All lines below containing "platser" are to be listed.

--------------------

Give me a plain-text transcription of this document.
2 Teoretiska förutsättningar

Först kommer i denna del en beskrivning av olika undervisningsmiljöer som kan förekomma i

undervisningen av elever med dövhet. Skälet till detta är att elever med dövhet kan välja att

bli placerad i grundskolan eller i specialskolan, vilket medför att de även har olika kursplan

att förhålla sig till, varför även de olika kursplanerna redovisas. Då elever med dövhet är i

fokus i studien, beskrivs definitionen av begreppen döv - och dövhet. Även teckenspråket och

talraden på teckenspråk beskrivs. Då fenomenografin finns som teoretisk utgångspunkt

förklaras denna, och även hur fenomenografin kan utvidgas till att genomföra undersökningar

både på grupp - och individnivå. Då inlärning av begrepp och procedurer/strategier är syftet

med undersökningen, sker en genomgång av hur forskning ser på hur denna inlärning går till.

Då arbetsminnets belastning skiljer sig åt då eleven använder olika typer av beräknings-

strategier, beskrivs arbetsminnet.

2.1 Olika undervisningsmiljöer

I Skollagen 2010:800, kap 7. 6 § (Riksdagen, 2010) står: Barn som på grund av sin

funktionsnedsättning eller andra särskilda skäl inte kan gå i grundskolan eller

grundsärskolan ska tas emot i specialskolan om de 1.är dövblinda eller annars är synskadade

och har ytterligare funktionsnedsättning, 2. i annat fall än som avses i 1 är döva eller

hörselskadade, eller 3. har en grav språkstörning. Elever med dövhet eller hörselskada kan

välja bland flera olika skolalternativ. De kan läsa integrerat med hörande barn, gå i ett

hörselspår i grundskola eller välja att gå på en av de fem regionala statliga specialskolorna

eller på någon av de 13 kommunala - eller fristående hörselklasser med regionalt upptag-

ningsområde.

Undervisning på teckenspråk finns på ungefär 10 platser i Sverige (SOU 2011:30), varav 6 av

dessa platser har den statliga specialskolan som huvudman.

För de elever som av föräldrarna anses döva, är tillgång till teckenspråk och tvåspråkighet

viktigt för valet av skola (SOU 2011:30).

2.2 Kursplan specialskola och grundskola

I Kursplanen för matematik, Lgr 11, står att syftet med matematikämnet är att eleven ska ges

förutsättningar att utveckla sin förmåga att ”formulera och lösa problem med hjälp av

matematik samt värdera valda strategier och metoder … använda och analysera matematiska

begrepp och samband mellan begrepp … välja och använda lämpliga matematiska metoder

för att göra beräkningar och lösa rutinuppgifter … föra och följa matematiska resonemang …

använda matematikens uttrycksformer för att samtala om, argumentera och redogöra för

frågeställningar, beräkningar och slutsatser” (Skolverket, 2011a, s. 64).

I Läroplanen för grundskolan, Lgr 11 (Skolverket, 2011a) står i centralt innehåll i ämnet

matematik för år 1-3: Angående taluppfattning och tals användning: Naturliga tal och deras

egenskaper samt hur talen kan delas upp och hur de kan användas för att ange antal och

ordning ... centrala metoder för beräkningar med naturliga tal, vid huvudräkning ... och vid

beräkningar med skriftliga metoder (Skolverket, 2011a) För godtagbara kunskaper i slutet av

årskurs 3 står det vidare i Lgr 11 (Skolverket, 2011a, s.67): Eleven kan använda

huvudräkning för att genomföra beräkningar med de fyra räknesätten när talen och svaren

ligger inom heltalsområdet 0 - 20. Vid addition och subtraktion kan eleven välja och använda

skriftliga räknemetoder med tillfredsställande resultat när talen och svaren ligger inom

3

--------------------

» Output below
Undervisning på teckenspråk finns på ungefär 10 platser i Sverige (SOU 2011:30), varav 6 av
dessa platser har den statliga specialskolan som huvudman.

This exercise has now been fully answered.